Prompt →
Reproduce each of the following lines word for word.
Begin
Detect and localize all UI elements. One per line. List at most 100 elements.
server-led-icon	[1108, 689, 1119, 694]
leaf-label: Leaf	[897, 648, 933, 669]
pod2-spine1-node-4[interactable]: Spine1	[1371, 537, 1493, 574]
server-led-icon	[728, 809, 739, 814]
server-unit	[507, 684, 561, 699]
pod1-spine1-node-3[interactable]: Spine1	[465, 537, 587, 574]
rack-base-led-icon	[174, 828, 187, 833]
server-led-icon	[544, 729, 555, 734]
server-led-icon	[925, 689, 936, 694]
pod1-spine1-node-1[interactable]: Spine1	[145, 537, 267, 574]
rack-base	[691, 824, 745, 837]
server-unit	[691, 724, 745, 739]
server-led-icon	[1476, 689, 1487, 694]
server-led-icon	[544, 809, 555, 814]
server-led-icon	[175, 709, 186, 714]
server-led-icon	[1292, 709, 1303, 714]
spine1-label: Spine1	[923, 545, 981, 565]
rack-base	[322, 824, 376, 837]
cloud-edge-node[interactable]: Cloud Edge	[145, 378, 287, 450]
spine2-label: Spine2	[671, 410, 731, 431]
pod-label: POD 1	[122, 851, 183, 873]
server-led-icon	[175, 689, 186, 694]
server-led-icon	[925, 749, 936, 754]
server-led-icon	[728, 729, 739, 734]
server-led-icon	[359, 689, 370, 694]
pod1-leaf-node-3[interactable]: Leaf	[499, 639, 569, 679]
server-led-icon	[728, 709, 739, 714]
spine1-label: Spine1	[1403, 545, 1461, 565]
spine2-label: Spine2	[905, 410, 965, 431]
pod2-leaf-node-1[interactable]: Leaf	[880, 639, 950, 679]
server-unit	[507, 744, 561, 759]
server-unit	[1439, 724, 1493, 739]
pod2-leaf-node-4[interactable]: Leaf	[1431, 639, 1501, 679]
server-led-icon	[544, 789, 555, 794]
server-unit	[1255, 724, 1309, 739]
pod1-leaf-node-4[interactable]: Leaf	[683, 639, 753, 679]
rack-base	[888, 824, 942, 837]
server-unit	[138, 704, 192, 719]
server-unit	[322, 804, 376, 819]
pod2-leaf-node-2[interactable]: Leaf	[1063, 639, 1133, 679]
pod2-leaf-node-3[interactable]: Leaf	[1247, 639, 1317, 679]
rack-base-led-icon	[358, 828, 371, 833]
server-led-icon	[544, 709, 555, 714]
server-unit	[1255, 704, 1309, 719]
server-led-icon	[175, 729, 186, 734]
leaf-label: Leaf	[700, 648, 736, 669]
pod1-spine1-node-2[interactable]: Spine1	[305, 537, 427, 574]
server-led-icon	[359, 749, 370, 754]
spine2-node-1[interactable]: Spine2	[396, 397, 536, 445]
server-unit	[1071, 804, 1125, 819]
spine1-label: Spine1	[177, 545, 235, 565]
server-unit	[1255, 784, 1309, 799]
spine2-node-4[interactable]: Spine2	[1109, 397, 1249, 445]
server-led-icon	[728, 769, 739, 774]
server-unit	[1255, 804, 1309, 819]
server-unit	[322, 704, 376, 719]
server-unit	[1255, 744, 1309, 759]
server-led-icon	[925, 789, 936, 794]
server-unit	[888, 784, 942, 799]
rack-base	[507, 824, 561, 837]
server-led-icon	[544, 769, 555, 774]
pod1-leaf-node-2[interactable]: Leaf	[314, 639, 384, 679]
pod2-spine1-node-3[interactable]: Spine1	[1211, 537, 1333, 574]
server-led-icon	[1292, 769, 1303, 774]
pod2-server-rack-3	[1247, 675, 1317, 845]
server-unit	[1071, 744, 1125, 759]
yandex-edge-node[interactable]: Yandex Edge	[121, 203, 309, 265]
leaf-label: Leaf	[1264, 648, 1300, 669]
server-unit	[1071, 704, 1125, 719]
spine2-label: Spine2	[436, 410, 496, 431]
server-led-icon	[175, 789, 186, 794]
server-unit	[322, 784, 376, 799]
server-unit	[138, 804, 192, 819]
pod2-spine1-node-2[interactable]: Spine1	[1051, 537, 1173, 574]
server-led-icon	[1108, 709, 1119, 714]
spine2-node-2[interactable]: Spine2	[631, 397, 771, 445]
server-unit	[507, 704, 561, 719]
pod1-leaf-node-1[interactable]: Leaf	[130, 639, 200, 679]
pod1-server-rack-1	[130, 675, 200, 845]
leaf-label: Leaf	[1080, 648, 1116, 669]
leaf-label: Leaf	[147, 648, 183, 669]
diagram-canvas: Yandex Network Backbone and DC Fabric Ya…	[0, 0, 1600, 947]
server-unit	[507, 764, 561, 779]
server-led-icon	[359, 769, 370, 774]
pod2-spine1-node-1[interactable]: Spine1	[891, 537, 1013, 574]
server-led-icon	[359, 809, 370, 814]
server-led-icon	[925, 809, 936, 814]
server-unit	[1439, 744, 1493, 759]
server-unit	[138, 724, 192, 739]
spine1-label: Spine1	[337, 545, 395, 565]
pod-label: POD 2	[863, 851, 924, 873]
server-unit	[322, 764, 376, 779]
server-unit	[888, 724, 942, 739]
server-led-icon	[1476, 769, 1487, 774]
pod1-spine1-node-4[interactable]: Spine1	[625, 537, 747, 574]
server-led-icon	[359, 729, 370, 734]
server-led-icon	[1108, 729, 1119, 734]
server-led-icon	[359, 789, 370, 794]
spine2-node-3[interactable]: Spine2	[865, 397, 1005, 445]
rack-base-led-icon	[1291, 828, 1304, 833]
End
Answer to this problem →
Detect and localize all UI elements. One per line. List at most 100 elements.
server-led-icon	[1108, 689, 1119, 694]
leaf-label: Leaf	[897, 648, 933, 669]
pod2-spine1-node-4[interactable]: Spine1	[1371, 537, 1493, 574]
server-led-icon	[728, 809, 739, 814]
server-unit	[507, 684, 561, 699]
pod1-spine1-node-3[interactable]: Spine1	[465, 537, 587, 574]
rack-base-led-icon	[174, 828, 187, 833]
server-led-icon	[544, 729, 555, 734]
server-led-icon	[925, 689, 936, 694]
pod1-spine1-node-1[interactable]: Spine1	[145, 537, 267, 574]
rack-base	[691, 824, 745, 837]
server-unit	[691, 724, 745, 739]
server-led-icon	[1476, 689, 1487, 694]
server-led-icon	[544, 809, 555, 814]
server-led-icon	[175, 709, 186, 714]
server-led-icon	[1292, 709, 1303, 714]
spine1-label: Spine1	[923, 545, 981, 565]
rack-base	[322, 824, 376, 837]
cloud-edge-node[interactable]: Cloud Edge	[145, 378, 287, 450]
spine2-label: Spine2	[671, 410, 731, 431]
pod-label: POD 1	[122, 851, 183, 873]
server-led-icon	[175, 689, 186, 694]
server-led-icon	[925, 749, 936, 754]
server-led-icon	[728, 729, 739, 734]
server-led-icon	[359, 689, 370, 694]
pod1-leaf-node-3[interactable]: Leaf	[499, 639, 569, 679]
server-led-icon	[728, 709, 739, 714]
spine1-label: Spine1	[1403, 545, 1461, 565]
spine2-label: Spine2	[905, 410, 965, 431]
pod2-leaf-node-1[interactable]: Leaf	[880, 639, 950, 679]
server-unit	[507, 744, 561, 759]
server-unit	[1439, 724, 1493, 739]
pod2-leaf-node-4[interactable]: Leaf	[1431, 639, 1501, 679]
server-led-icon	[544, 789, 555, 794]
server-unit	[1255, 724, 1309, 739]
pod1-leaf-node-4[interactable]: Leaf	[683, 639, 753, 679]
rack-base	[888, 824, 942, 837]
server-unit	[138, 704, 192, 719]
server-unit	[322, 804, 376, 819]
pod2-leaf-node-2[interactable]: Leaf	[1063, 639, 1133, 679]
pod2-leaf-node-3[interactable]: Leaf	[1247, 639, 1317, 679]
rack-base-led-icon	[358, 828, 371, 833]
server-led-icon	[544, 709, 555, 714]
server-unit	[1255, 704, 1309, 719]
server-led-icon	[175, 729, 186, 734]
leaf-label: Leaf	[700, 648, 736, 669]
pod1-spine1-node-2[interactable]: Spine1	[305, 537, 427, 574]
server-led-icon	[359, 749, 370, 754]
spine2-node-1[interactable]: Spine2	[396, 397, 536, 445]
server-unit	[1071, 804, 1125, 819]
spine1-label: Spine1	[177, 545, 235, 565]
server-unit	[1255, 784, 1309, 799]
spine2-node-4[interactable]: Spine2	[1109, 397, 1249, 445]
server-led-icon	[728, 769, 739, 774]
server-unit	[1255, 804, 1309, 819]
server-unit	[322, 704, 376, 719]
server-unit	[1255, 744, 1309, 759]
server-led-icon	[925, 789, 936, 794]
server-unit	[888, 784, 942, 799]
rack-base	[507, 824, 561, 837]
server-led-icon	[544, 769, 555, 774]
pod1-leaf-node-2[interactable]: Leaf	[314, 639, 384, 679]
pod2-spine1-node-3[interactable]: Spine1	[1211, 537, 1333, 574]
server-led-icon	[1292, 769, 1303, 774]
pod2-server-rack-3	[1247, 675, 1317, 845]
server-unit	[1071, 744, 1125, 759]
yandex-edge-node[interactable]: Yandex Edge	[121, 203, 309, 265]
leaf-label: Leaf	[1264, 648, 1300, 669]
server-unit	[1071, 704, 1125, 719]
spine2-label: Spine2	[436, 410, 496, 431]
server-led-icon	[175, 789, 186, 794]
server-unit	[322, 784, 376, 799]
server-unit	[138, 804, 192, 819]
pod2-spine1-node-2[interactable]: Spine1	[1051, 537, 1173, 574]
server-led-icon	[1108, 709, 1119, 714]
spine2-node-2[interactable]: Spine2	[631, 397, 771, 445]
server-unit	[507, 704, 561, 719]
pod1-leaf-node-1[interactable]: Leaf	[130, 639, 200, 679]
pod1-server-rack-1	[130, 675, 200, 845]
leaf-label: Leaf	[1080, 648, 1116, 669]
leaf-label: Leaf	[147, 648, 183, 669]
diagram-canvas: Yandex Network Backbone and DC Fabric Ya…	[0, 0, 1600, 947]
server-unit	[507, 764, 561, 779]
server-led-icon	[359, 769, 370, 774]
pod2-spine1-node-1[interactable]: Spine1	[891, 537, 1013, 574]
server-led-icon	[359, 809, 370, 814]
server-led-icon	[925, 809, 936, 814]
server-unit	[1439, 744, 1493, 759]
server-unit	[138, 724, 192, 739]
spine1-label: Spine1	[337, 545, 395, 565]
pod-label: POD 2	[863, 851, 924, 873]
server-unit	[322, 764, 376, 779]
server-unit	[888, 724, 942, 739]
server-led-icon	[1476, 769, 1487, 774]
pod1-spine1-node-4[interactable]: Spine1	[625, 537, 747, 574]
server-led-icon	[359, 729, 370, 734]
server-led-icon	[1108, 729, 1119, 734]
server-led-icon	[359, 789, 370, 794]
spine2-node-3[interactable]: Spine2	[865, 397, 1005, 445]
rack-base-led-icon	[1291, 828, 1304, 833]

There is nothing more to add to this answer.